**Input for this task:**
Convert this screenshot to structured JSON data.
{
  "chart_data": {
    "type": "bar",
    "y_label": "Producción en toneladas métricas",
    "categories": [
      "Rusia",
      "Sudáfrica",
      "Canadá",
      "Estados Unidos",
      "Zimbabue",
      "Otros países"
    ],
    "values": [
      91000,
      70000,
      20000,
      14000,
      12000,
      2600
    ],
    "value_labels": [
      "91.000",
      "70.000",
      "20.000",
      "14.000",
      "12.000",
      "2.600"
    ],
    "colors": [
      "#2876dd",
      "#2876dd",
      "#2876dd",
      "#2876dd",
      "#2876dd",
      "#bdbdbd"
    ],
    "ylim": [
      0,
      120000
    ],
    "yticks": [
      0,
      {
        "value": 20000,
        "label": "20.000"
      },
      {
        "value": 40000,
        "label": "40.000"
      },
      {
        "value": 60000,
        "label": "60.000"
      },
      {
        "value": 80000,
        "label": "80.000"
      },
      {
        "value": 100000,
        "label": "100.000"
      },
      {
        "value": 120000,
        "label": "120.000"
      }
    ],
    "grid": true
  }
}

**Exercise goal:**
Each line must be given again exactly as written above.

**Finished exercise:**
Convert this screenshot to structured JSON data.
{
  "chart_data": {
    "type": "bar",
    "y_label": "Producción en toneladas métricas",
    "categories": [
      "Rusia",
      "Sudáfrica",
      "Canadá",
      "Estados Unidos",
      "Zimbabue",
      "Otros países"
    ],
    "values": [
      91000,
      70000,
      20000,
      14000,
      12000,
      2600
    ],
    "value_labels": [
      "91.000",
      "70.000",
      "20.000",
      "14.000",
      "12.000",
      "2.600"
    ],
    "colors": [
      "#2876dd",
      "#2876dd",
      "#2876dd",
      "#2876dd",
      "#2876dd",
      "#bdbdbd"
    ],
    "ylim": [
      0,
      120000
    ],
    "yticks": [
      0,
      {
        "value": 20000,
        "label": "20.000"
      },
      {
        "value": 40000,
        "label": "40.000"
      },
      {
        "value": 60000,
        "label": "60.000"
      },
      {
        "value": 80000,
        "label": "80.000"
      },
      {
        "value": 100000,
        "label": "100.000"
      },
      {
        "value": 120000,
        "label": "120.000"
      }
    ],
    "grid": true
  }
}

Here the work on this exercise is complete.